TASK DESCRIPTION: Can you rewrite every row below with "Description with numbered items" changed to "Numbered description" and nothing else altered?

━━━ DATA

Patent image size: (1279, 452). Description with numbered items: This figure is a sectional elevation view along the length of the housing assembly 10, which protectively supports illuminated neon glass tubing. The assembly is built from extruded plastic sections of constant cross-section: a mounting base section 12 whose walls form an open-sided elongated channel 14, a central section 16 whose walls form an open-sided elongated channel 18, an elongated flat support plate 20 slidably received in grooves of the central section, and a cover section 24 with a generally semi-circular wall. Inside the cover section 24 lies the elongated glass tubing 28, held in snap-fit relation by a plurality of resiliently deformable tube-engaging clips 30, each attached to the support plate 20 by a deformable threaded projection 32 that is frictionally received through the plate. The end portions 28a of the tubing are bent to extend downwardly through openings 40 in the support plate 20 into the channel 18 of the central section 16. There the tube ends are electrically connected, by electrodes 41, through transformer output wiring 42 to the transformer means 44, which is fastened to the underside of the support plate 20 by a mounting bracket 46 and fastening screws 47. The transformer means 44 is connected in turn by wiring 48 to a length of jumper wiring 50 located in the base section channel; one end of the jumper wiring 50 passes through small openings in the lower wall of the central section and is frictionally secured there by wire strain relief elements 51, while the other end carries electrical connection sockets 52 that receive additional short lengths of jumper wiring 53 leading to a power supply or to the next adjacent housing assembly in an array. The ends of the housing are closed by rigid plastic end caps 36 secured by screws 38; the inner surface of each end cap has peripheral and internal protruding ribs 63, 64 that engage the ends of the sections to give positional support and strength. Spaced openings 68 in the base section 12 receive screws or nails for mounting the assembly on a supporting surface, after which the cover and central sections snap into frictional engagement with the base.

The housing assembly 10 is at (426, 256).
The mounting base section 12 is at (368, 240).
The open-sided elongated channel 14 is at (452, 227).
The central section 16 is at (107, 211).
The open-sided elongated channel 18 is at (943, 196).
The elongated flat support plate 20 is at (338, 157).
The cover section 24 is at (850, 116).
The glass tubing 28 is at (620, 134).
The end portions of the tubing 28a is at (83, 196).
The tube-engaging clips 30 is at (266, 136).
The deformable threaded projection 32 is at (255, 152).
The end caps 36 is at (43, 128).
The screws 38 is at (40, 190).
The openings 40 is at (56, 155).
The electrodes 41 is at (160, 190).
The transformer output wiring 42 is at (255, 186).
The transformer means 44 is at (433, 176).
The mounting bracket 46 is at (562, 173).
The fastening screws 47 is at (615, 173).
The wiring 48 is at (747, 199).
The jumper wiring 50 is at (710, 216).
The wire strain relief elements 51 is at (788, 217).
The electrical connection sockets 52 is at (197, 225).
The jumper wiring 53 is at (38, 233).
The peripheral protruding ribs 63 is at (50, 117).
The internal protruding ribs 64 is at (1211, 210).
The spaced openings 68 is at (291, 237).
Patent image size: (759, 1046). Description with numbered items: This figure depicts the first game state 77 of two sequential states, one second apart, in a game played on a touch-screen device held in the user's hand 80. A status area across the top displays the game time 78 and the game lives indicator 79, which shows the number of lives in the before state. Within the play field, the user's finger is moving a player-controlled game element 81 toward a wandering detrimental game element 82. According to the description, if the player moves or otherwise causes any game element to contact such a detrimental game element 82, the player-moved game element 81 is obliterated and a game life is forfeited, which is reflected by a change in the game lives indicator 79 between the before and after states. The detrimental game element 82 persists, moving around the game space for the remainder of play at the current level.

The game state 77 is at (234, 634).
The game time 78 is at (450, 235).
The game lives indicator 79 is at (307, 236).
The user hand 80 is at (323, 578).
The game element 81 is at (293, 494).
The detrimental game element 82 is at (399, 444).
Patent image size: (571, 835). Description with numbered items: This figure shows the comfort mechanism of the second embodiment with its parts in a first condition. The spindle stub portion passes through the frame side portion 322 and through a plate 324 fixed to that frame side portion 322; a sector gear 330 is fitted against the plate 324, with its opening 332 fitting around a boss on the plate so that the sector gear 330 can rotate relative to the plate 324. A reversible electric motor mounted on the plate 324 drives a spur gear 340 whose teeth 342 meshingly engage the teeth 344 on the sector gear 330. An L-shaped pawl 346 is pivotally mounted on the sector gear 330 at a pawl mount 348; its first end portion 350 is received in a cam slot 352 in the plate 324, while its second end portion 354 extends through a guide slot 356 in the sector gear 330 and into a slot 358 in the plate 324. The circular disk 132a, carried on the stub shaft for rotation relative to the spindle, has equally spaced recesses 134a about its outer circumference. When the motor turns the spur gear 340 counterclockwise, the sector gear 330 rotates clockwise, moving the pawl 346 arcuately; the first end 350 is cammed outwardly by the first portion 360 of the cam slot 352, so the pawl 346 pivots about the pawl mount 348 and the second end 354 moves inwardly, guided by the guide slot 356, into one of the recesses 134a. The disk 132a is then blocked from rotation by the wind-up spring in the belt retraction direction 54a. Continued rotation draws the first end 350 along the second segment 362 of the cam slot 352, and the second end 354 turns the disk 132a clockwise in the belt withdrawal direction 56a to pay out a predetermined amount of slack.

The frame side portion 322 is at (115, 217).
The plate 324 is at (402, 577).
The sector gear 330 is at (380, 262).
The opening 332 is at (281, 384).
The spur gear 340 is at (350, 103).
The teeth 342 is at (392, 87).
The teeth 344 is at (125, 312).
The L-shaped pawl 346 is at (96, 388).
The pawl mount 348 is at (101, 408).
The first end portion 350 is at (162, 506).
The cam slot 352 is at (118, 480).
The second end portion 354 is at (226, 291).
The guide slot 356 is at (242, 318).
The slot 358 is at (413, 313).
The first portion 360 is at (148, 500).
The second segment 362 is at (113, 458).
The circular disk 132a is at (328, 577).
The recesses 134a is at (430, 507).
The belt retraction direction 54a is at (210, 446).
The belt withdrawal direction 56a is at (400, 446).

━━━━━━

FINAL RESULT:
Patent image size: (1279, 452). Numbered description: This figure is a sectional elevation view along the length of the housing assembly 10, which protectively supports illuminated neon glass tubing. The assembly is built from extruded plastic sections of constant cross-section: a mounting base section 12 whose walls form an open-sided elongated channel 14, a central section 16 whose walls form an open-sided elongated channel 18, an elongated flat support plate 20 slidably received in grooves of the central section, and a cover section 24 with a generally semi-circular wall. Inside the cover section 24 lies the elongated glass tubing 28, held in snap-fit relation by a plurality of resiliently deformable tube-engaging clips 30, each attached to the support plate 20 by a deformable threaded projection 32 that is frictionally received through the plate. The end portions 28a of the tubing are bent to extend downwardly through openings 40 in the support plate 20 into the channel 18 of the central section 16. There the tube ends are electrically connected, by electrodes 41, through transformer output wiring 42 to the transformer means 44, which is fastened to the underside of the support plate 20 by a mounting bracket 46 and fastening screws 47. The transformer means 44 is connected in turn by wiring 48 to a length of jumper wiring 50 located in the base section channel; one end of the jumper wiring 50 passes through small openings in the lower wall of the central section and is frictionally secured there by wire strain relief elements 51, while the other end carries electrical connection sockets 52 that receive additional short lengths of jumper wiring 53 leading to a power supply or to the next adjacent housing assembly in an array. The ends of the housing are closed by rigid plastic end caps 36 secured by screws 38; the inner surface of each end cap has peripheral and internal protruding ribs 63, 64 that engage the ends of the sections to give positional support and strength. Spaced openings 68 in the base section 12 receive screws or nails for mounting the assembly on a supporting surface, after which the cover and central sections snap into frictional engagement with the base.

The housing assembly 10 is at (426, 256).
The mounting base section 12 is at (368, 240).
The open-sided elongated channel 14 is at (452, 227).
The central section 16 is at (107, 211).
The open-sided elongated channel 18 is at (943, 196).
The elongated flat support plate 20 is at (338, 157).
The cover section 24 is at (850, 116).
The glass tubing 28 is at (620, 134).
The end portions of the tubing 28a is at (83, 196).
The tube-engaging clips 30 is at (266, 136).
The deformable threaded projection 32 is at (255, 152).
The end caps 36 is at (43, 128).
The screws 38 is at (40, 190).
The openings 40 is at (56, 155).
The electrodes 41 is at (160, 190).
The transformer output wiring 42 is at (255, 186).
The transformer means 44 is at (433, 176).
The mounting bracket 46 is at (562, 173).
The fastening screws 47 is at (615, 173).
The wiring 48 is at (747, 199).
The jumper wiring 50 is at (710, 216).
The wire strain relief elements 51 is at (788, 217).
The electrical connection sockets 52 is at (197, 225).
The jumper wiring 53 is at (38, 233).
The peripheral protruding ribs 63 is at (50, 117).
The internal protruding ribs 64 is at (1211, 210).
The spaced openings 68 is at (291, 237).
Patent image size: (759, 1046). Numbered description: This figure depicts the first game state 77 of two sequential states, one second apart, in a game played on a touch-screen device held in the user's hand 80. A status area across the top displays the game time 78 and the game lives indicator 79, which shows the number of lives in the before state. Within the play field, the user's finger is moving a player-controlled game element 81 toward a wandering detrimental game element 82. According to the description, if the player moves or otherwise causes any game element to contact such a detrimental game element 82, the player-moved game element 81 is obliterated and a game life is forfeited, which is reflected by a change in the game lives indicator 79 between the before and after states. The detrimental game element 82 persists, moving around the game space for the remainder of play at the current level.

The game state 77 is at (234, 634).
The game time 78 is at (450, 235).
The game lives indicator 79 is at (307, 236).
The user hand 80 is at (323, 578).
The game element 81 is at (293, 494).
The detrimental game element 82 is at (399, 444).
Patent image size: (571, 835). Numbered description: This figure shows the comfort mechanism of the second embodiment with its parts in a first condition. The spindle stub portion passes through the frame side portion 322 and through a plate 324 fixed to that frame side portion 322; a sector gear 330 is fitted against the plate 324, with its opening 332 fitting around a boss on the plate so that the sector gear 330 can rotate relative to the plate 324. A reversible electric motor mounted on the plate 324 drives a spur gear 340 whose teeth 342 meshingly engage the teeth 344 on the sector gear 330. An L-shaped pawl 346 is pivotally mounted on the sector gear 330 at a pawl mount 348; its first end portion 350 is received in a cam slot 352 in the plate 324, while its second end portion 354 extends through a guide slot 356 in the sector gear 330 and into a slot 358 in the plate 324. The circular disk 132a, carried on the stub shaft for rotation relative to the spindle, has equally spaced recesses 134a about its outer circumference. When the motor turns the spur gear 340 counterclockwise, the sector gear 330 rotates clockwise, moving the pawl 346 arcuately; the first end 350 is cammed outwardly by the first portion 360 of the cam slot 352, so the pawl 346 pivots about the pawl mount 348 and the second end 354 moves inwardly, guided by the guide slot 356, into one of the recesses 134a. The disk 132a is then blocked from rotation by the wind-up spring in the belt retraction direction 54a. Continued rotation draws the first end 350 along the second segment 362 of the cam slot 352, and the second end 354 turns the disk 132a clockwise in the belt withdrawal direction 56a to pay out a predetermined amount of slack.

The frame side portion 322 is at (115, 217).
The plate 324 is at (402, 577).
The sector gear 330 is at (380, 262).
The opening 332 is at (281, 384).
The spur gear 340 is at (350, 103).
The teeth 342 is at (392, 87).
The teeth 344 is at (125, 312).
The L-shaped pawl 346 is at (96, 388).
The pawl mount 348 is at (101, 408).
The first end portion 350 is at (162, 506).
The cam slot 352 is at (118, 480).
The second end portion 354 is at (226, 291).
The guide slot 356 is at (242, 318).
The slot 358 is at (413, 313).
The first portion 360 is at (148, 500).
The second segment 362 is at (113, 458).
The circular disk 132a is at (328, 577).
The recesses 134a is at (430, 507).
The belt retraction direction 54a is at (210, 446).
The belt withdrawal direction 56a is at (400, 446).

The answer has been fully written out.